→ **The task**: Retype each record shown below, leaving every character as it is.

..............................

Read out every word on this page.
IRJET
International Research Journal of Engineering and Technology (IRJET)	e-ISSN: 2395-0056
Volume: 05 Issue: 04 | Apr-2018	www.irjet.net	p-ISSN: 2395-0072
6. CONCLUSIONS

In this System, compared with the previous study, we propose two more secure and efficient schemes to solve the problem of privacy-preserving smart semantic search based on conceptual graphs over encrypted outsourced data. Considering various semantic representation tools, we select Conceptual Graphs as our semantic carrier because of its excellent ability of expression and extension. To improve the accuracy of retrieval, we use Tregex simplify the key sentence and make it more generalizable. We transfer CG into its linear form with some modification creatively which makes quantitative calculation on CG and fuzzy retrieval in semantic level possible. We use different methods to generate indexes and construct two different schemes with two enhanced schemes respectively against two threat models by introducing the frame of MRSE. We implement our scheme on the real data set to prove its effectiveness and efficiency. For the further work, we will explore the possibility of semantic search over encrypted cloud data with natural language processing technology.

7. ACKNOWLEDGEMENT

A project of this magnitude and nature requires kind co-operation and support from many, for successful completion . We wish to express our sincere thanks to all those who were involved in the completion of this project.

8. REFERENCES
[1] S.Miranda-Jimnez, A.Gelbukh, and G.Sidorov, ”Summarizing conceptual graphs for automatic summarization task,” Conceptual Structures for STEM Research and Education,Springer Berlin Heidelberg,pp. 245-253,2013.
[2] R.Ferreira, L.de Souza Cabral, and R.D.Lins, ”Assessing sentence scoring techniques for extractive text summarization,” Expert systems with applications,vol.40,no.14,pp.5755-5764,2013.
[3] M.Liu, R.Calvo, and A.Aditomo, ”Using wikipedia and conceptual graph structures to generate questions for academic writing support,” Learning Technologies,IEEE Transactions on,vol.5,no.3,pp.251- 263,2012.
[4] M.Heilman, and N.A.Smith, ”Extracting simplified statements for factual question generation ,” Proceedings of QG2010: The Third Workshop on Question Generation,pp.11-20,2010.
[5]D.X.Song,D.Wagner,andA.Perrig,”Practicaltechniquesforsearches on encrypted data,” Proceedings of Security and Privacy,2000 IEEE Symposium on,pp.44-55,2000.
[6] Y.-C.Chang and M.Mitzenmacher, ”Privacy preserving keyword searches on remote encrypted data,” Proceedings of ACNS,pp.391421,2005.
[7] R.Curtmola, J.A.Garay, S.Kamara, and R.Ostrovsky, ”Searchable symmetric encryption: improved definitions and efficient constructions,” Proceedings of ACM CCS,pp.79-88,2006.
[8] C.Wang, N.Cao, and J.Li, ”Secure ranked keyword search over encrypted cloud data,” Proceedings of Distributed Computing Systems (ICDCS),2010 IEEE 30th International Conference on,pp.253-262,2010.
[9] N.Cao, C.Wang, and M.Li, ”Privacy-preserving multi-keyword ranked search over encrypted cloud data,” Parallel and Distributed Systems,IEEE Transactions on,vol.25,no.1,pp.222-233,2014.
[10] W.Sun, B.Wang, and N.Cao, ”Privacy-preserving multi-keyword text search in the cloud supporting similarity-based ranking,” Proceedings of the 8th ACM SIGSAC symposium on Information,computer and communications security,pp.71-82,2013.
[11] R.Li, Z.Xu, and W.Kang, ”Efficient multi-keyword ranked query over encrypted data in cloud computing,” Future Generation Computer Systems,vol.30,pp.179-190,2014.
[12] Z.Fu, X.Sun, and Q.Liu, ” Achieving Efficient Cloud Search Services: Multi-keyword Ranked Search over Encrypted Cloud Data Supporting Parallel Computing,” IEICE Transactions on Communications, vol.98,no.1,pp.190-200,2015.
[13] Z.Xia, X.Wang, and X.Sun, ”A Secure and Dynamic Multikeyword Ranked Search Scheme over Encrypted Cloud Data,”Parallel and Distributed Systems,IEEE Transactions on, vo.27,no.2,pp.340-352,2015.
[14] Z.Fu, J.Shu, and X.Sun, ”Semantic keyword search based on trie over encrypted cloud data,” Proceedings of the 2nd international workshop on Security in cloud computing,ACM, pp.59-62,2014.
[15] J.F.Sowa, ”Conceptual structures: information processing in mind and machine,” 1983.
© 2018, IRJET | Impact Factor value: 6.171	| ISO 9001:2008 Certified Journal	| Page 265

..............................

→ **Output for this exercise**:
Read out every word on this page.
IRJET
International Research Journal of Engineering and Technology (IRJET)	e-ISSN: 2395-0056
Volume: 05 Issue: 04 | Apr-2018	www.irjet.net	p-ISSN: 2395-0072
6. CONCLUSIONS

In this System, compared with the previous study, we propose two more secure and efficient schemes to solve the problem of privacy-preserving smart semantic search based on conceptual graphs over encrypted outsourced data. Considering various semantic representation tools, we select Conceptual Graphs as our semantic carrier because of its excellent ability of expression and extension. To improve the accuracy of retrieval, we use Tregex simplify the key sentence and make it more generalizable. We transfer CG into its linear form with some modification creatively which makes quantitative calculation on CG and fuzzy retrieval in semantic level possible. We use different methods to generate indexes and construct two different schemes with two enhanced schemes respectively against two threat models by introducing the frame of MRSE. We implement our scheme on the real data set to prove its effectiveness and efficiency. For the further work, we will explore the possibility of semantic search over encrypted cloud data with natural language processing technology.

7. ACKNOWLEDGEMENT

A project of this magnitude and nature requires kind co-operation and support from many, for successful completion . We wish to express our sincere thanks to all those who were involved in the completion of this project.

8. REFERENCES
[1] S.Miranda-Jimnez, A.Gelbukh, and G.Sidorov, ”Summarizing conceptual graphs for automatic summarization task,” Conceptual Structures for STEM Research and Education,Springer Berlin Heidelberg,pp. 245-253,2013.
[2] R.Ferreira, L.de Souza Cabral, and R.D.Lins, ”Assessing sentence scoring techniques for extractive text summarization,” Expert systems with applications,vol.40,no.14,pp.5755-5764,2013.
[3] M.Liu, R.Calvo, and A.Aditomo, ”Using wikipedia and conceptual graph structures to generate questions for academic writing support,” Learning Technologies,IEEE Transactions on,vol.5,no.3,pp.251- 263,2012.
[4] M.Heilman, and N.A.Smith, ”Extracting simplified statements for factual question generation ,” Proceedings of QG2010: The Third Workshop on Question Generation,pp.11-20,2010.
[5]D.X.Song,D.Wagner,andA.Perrig,”Practicaltechniquesforsearches on encrypted data,” Proceedings of Security and Privacy,2000 IEEE Symposium on,pp.44-55,2000.
[6] Y.-C.Chang and M.Mitzenmacher, ”Privacy preserving keyword searches on remote encrypted data,” Proceedings of ACNS,pp.391421,2005.
[7] R.Curtmola, J.A.Garay, S.Kamara, and R.Ostrovsky, ”Searchable symmetric encryption: improved definitions and efficient constructions,” Proceedings of ACM CCS,pp.79-88,2006.
[8] C.Wang, N.Cao, and J.Li, ”Secure ranked keyword search over encrypted cloud data,” Proceedings of Distributed Computing Systems (ICDCS),2010 IEEE 30th International Conference on,pp.253-262,2010.
[9] N.Cao, C.Wang, and M.Li, ”Privacy-preserving multi-keyword ranked search over encrypted cloud data,” Parallel and Distributed Systems,IEEE Transactions on,vol.25,no.1,pp.222-233,2014.
[10] W.Sun, B.Wang, and N.Cao, ”Privacy-preserving multi-keyword text search in the cloud supporting similarity-based ranking,” Proceedings of the 8th ACM SIGSAC symposium on Information,computer and communications security,pp.71-82,2013.
[11] R.Li, Z.Xu, and W.Kang, ”Efficient multi-keyword ranked query over encrypted data in cloud computing,” Future Generation Computer Systems,vol.30,pp.179-190,2014.
[12] Z.Fu, X.Sun, and Q.Liu, ” Achieving Efficient Cloud Search Services: Multi-keyword Ranked Search over Encrypted Cloud Data Supporting Parallel Computing,” IEICE Transactions on Communications, vol.98,no.1,pp.190-200,2015.
[13] Z.Xia, X.Wang, and X.Sun, ”A Secure and Dynamic Multikeyword Ranked Search Scheme over Encrypted Cloud Data,”Parallel and Distributed Systems,IEEE Transactions on, vo.27,no.2,pp.340-352,2015.
[14] Z.Fu, J.Shu, and X.Sun, ”Semantic keyword search based on trie over encrypted cloud data,” Proceedings of the 2nd international workshop on Security in cloud computing,ACM, pp.59-62,2014.
[15] J.F.Sowa, ”Conceptual structures: information processing in mind and machine,” 1983.
© 2018, IRJET | Impact Factor value: 6.171	| ISO 9001:2008 Certified Journal	| Page 265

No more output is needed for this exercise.